[AIM] Leave every picture out and write out the records below exactly.

________________________

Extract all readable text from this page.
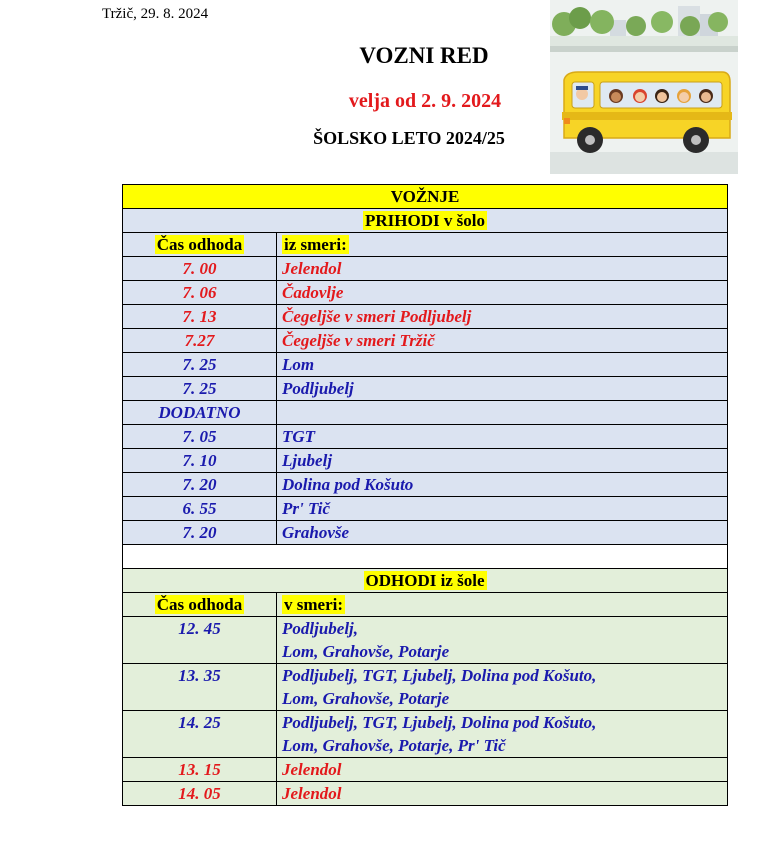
Tržič, 29. 8. 2024
VOZNI RED
velja od 2. 9. 2024
ŠOLSKO LETO 2024/25
VOŽNJE	
PRIHODI v šolo	
Čas odhoda	iz smeri:
7. 00	Jelendol
7. 06	Čadovlje
7. 13	Čegeljše v smeri Podljubelj
7.27	Čegeljše v smeri Tržič
7. 25	Lom
7. 25	Podljubelj
DODATNO	
7. 05	TGT
7. 10	Ljubelj
7. 20	Dolina pod Košuto
6. 55	Pr' Tič
7. 20	Grahovše

ODHODI iz šole	
Čas odhoda	v smeri:
12. 45	Podljubelj,
Lom, Grahovše, Potarje

13. 35	Podljubelj, TGT, Ljubelj, Dolina pod Košuto,
Lom, Grahovše, Potarje

14. 25	Podljubelj, TGT, Ljubelj, Dolina pod Košuto,
Lom, Grahovše, Potarje, Pr' Tič

13. 15	Jelendol
14. 05	Jelendol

________________________

[SOLUTION FOR THIS PROBLEM]
Extract all readable text from this page.
Tržič, 29. 8. 2024
VOZNI RED
velja od 2. 9. 2024
ŠOLSKO LETO 2024/25
VOŽNJE	
PRIHODI v šolo	
Čas odhoda	iz smeri:
7. 00	Jelendol
7. 06	Čadovlje
7. 13	Čegeljše v smeri Podljubelj
7.27	Čegeljše v smeri Tržič
7. 25	Lom
7. 25	Podljubelj
DODATNO	
7. 05	TGT
7. 10	Ljubelj
7. 20	Dolina pod Košuto
6. 55	Pr' Tič
7. 20	Grahovše

ODHODI iz šole	
Čas odhoda	v smeri:
12. 45	Podljubelj,
Lom, Grahovše, Potarje

13. 35	Podljubelj, TGT, Ljubelj, Dolina pod Košuto,
Lom, Grahovše, Potarje

14. 25	Podljubelj, TGT, Ljubelj, Dolina pod Košuto,
Lom, Grahovše, Potarje, Pr' Tič

13. 15	Jelendol
14. 05	Jelendol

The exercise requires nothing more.